(Figure contents as structured data)
***
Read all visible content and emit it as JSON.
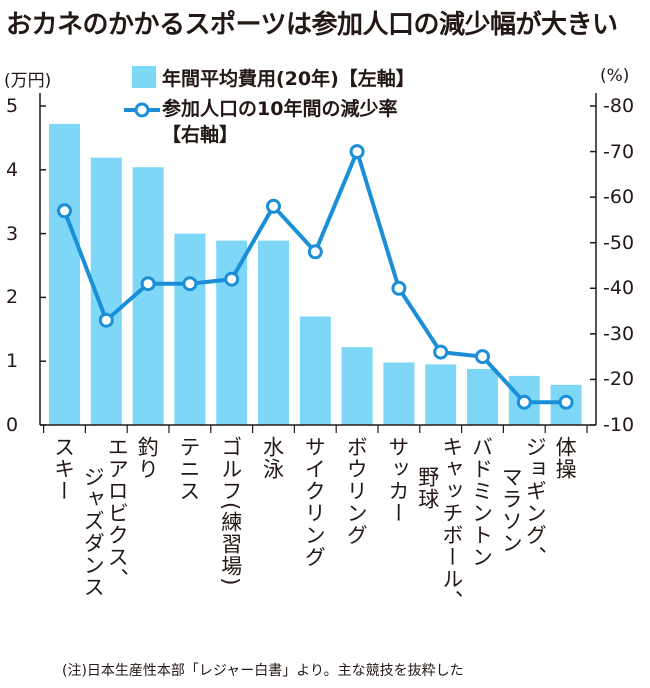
{
  "title": "おカネのかかるスポーツは参加人口の減少幅が大きい",
  "note": "(注)日本生産性本部「レジャー白書」より。主な競技を抜粋した",
  "colors": {
    "bar": "#7fd7f7",
    "line": "#1a8fd8",
    "axis": "#231815",
    "text": "#231815"
  },
  "chart_data": {
    "type": "bar",
    "categories": [
      "スキー",
      "エアロビクス、ジャズダンス",
      "釣り",
      "テニス",
      "ゴルフ(練習場)",
      "水泳",
      "サイクリング",
      "ボウリング",
      "サッカー",
      "キャッチボール、野球",
      "バドミントン",
      "ジョギング、マラソン",
      "体操"
    ],
    "series": [
      {
        "name": "年間平均費用(20年)【左軸】",
        "type": "bar",
        "axis": "left",
        "values": [
          4.72,
          4.19,
          4.04,
          3.0,
          2.89,
          2.89,
          1.7,
          1.22,
          0.98,
          0.95,
          0.88,
          0.77,
          0.63
        ]
      },
      {
        "name": "参加人口の10年間の減少率【右軸】",
        "type": "line",
        "axis": "right",
        "values": [
          -57,
          -33,
          -41,
          -41,
          -42,
          -58,
          -48,
          -70,
          -40,
          -26,
          -25,
          -15,
          -15
        ]
      }
    ],
    "left_axis": {
      "unit": "(万円)",
      "min": 0,
      "max": 5,
      "ticks": [
        "0",
        "1",
        "2",
        "3",
        "4",
        "5"
      ]
    },
    "right_axis": {
      "unit": "(%)",
      "min": -10,
      "max": -80,
      "ticks": [
        "-10",
        "-20",
        "-30",
        "-40",
        "-50",
        "-60",
        "-70",
        "-80"
      ]
    }
  }
}
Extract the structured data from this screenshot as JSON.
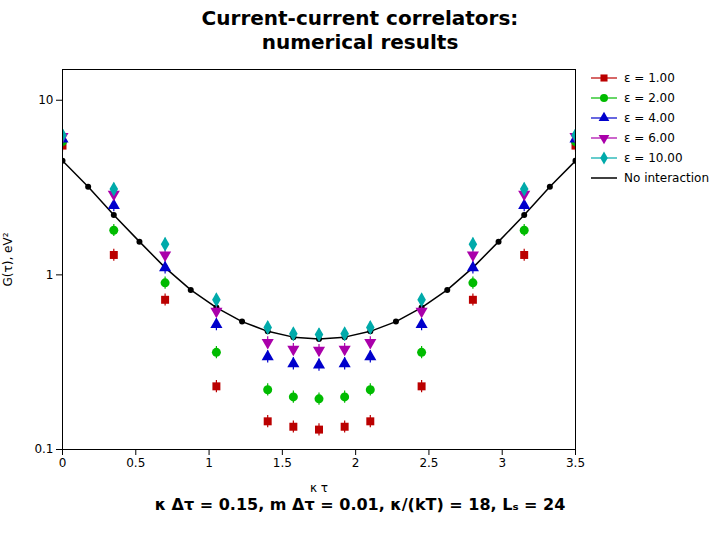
{
  "chart_data": {
    "type": "scatter",
    "title": "Current-current correlators:\nnumerical results",
    "subtitle": "κ Δτ = 0.15, m Δτ = 0.01, κ/(kT) = 18, Lₛ = 24",
    "xlabel": "κ τ",
    "ylabel": "G(τ), eV²",
    "xlim": [
      0,
      3.5
    ],
    "ylim": [
      0.1,
      15
    ],
    "xticks": [
      0,
      0.5,
      1,
      1.5,
      2,
      2.5,
      3,
      3.5
    ],
    "yticks": [
      0.1,
      1,
      10
    ],
    "log": "y",
    "grid": false,
    "legend": "upper right",
    "series": [
      {
        "name": "ε = 1.00",
        "type": "scatter",
        "color": "#bb0000",
        "marker": "square",
        "x": [
          0.0,
          0.35,
          0.7,
          1.05,
          1.4,
          1.575,
          1.75,
          1.925,
          2.1,
          2.45,
          2.8,
          3.15,
          3.5
        ],
        "values": [
          5.5,
          1.3,
          0.72,
          0.23,
          0.145,
          0.135,
          0.13,
          0.135,
          0.145,
          0.23,
          0.72,
          1.3,
          5.5
        ],
        "errors": [
          0.44,
          0.104,
          0.0576,
          0.0184,
          0.0116,
          0.0108,
          0.0104,
          0.0108,
          0.0116,
          0.0184,
          0.0576,
          0.104,
          0.44
        ]
      },
      {
        "name": "ε = 2.00",
        "type": "scatter",
        "color": "#00bb00",
        "marker": "circle",
        "x": [
          0.0,
          0.35,
          0.7,
          1.05,
          1.4,
          1.575,
          1.75,
          1.925,
          2.1,
          2.45,
          2.8,
          3.15,
          3.5
        ],
        "values": [
          5.8,
          1.8,
          0.9,
          0.36,
          0.22,
          0.2,
          0.195,
          0.2,
          0.22,
          0.36,
          0.9,
          1.8,
          5.8
        ],
        "errors": [
          0.464,
          0.144,
          0.072,
          0.0288,
          0.0176,
          0.016,
          0.0156,
          0.016,
          0.0176,
          0.0288,
          0.072,
          0.144,
          0.464
        ]
      },
      {
        "name": "ε = 4.00",
        "type": "scatter",
        "color": "#0000cc",
        "marker": "triangle-up",
        "x": [
          0.0,
          0.35,
          0.7,
          1.05,
          1.4,
          1.575,
          1.75,
          1.925,
          2.1,
          2.45,
          2.8,
          3.15,
          3.5
        ],
        "values": [
          6.0,
          2.5,
          1.1,
          0.52,
          0.34,
          0.31,
          0.305,
          0.31,
          0.34,
          0.52,
          1.1,
          2.5,
          6.0
        ],
        "errors": [
          0.48,
          0.2,
          0.088,
          0.0416,
          0.0272,
          0.0248,
          0.0244,
          0.0248,
          0.0272,
          0.0416,
          0.088,
          0.2,
          0.48
        ]
      },
      {
        "name": "ε = 6.00",
        "type": "scatter",
        "color": "#aa00aa",
        "marker": "triangle-down",
        "x": [
          0.0,
          0.35,
          0.7,
          1.05,
          1.4,
          1.575,
          1.75,
          1.925,
          2.1,
          2.45,
          2.8,
          3.15,
          3.5
        ],
        "values": [
          6.2,
          2.9,
          1.3,
          0.62,
          0.41,
          0.375,
          0.37,
          0.375,
          0.41,
          0.62,
          1.3,
          2.9,
          6.2
        ],
        "errors": [
          0.496,
          0.232,
          0.104,
          0.0496,
          0.0328,
          0.03,
          0.0296,
          0.03,
          0.0328,
          0.0496,
          0.104,
          0.232,
          0.496
        ]
      },
      {
        "name": "ε = 10.00",
        "type": "scatter",
        "color": "#00aaaa",
        "marker": "diamond",
        "x": [
          0.0,
          0.35,
          0.7,
          1.05,
          1.4,
          1.575,
          1.75,
          1.925,
          2.1,
          2.45,
          2.8,
          3.15,
          3.5
        ],
        "values": [
          6.3,
          3.1,
          1.5,
          0.72,
          0.5,
          0.46,
          0.455,
          0.46,
          0.5,
          0.72,
          1.5,
          3.1,
          6.3
        ],
        "errors": [
          0.504,
          0.248,
          0.12,
          0.0576,
          0.04,
          0.0368,
          0.0364,
          0.0368,
          0.04,
          0.0576,
          0.12,
          0.248,
          0.504
        ]
      },
      {
        "name": "No interaction",
        "type": "line",
        "color": "#000000",
        "marker": "circle",
        "line_style": "solid",
        "x": [
          0.0,
          0.175,
          0.35,
          0.525,
          0.7,
          0.875,
          1.05,
          1.225,
          1.4,
          1.575,
          1.75,
          1.925,
          2.1,
          2.275,
          2.45,
          2.625,
          2.8,
          2.975,
          3.15,
          3.325,
          3.5
        ],
        "values": [
          4.5,
          3.2,
          2.2,
          1.55,
          1.1,
          0.82,
          0.65,
          0.54,
          0.475,
          0.44,
          0.43,
          0.44,
          0.475,
          0.54,
          0.65,
          0.82,
          1.1,
          1.55,
          2.2,
          3.2,
          4.5
        ],
        "errors": [
          0.09,
          0.064,
          0.044,
          0.031,
          0.022,
          0.0164,
          0.013,
          0.0108,
          0.0095,
          0.0088,
          0.0086,
          0.0088,
          0.0095,
          0.0108,
          0.013,
          0.0164,
          0.022,
          0.031,
          0.044,
          0.064,
          0.09
        ]
      }
    ]
  }
}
***
OBJECTIVE -> List the lines of the material in which the word "name" occurs.

RESULT FOR THIS EXERCISE ->
        "name": "年間平均費用(20年)【左軸】",
        "name": "参加人口の10年間の減少率【右軸】",
        "name": "ε = 1.00",
        "name": "ε = 2.00",
        "name": "ε = 4.00",
        "name": "ε = 6.00",
        "name": "ε = 10.00",
        "name": "No interaction",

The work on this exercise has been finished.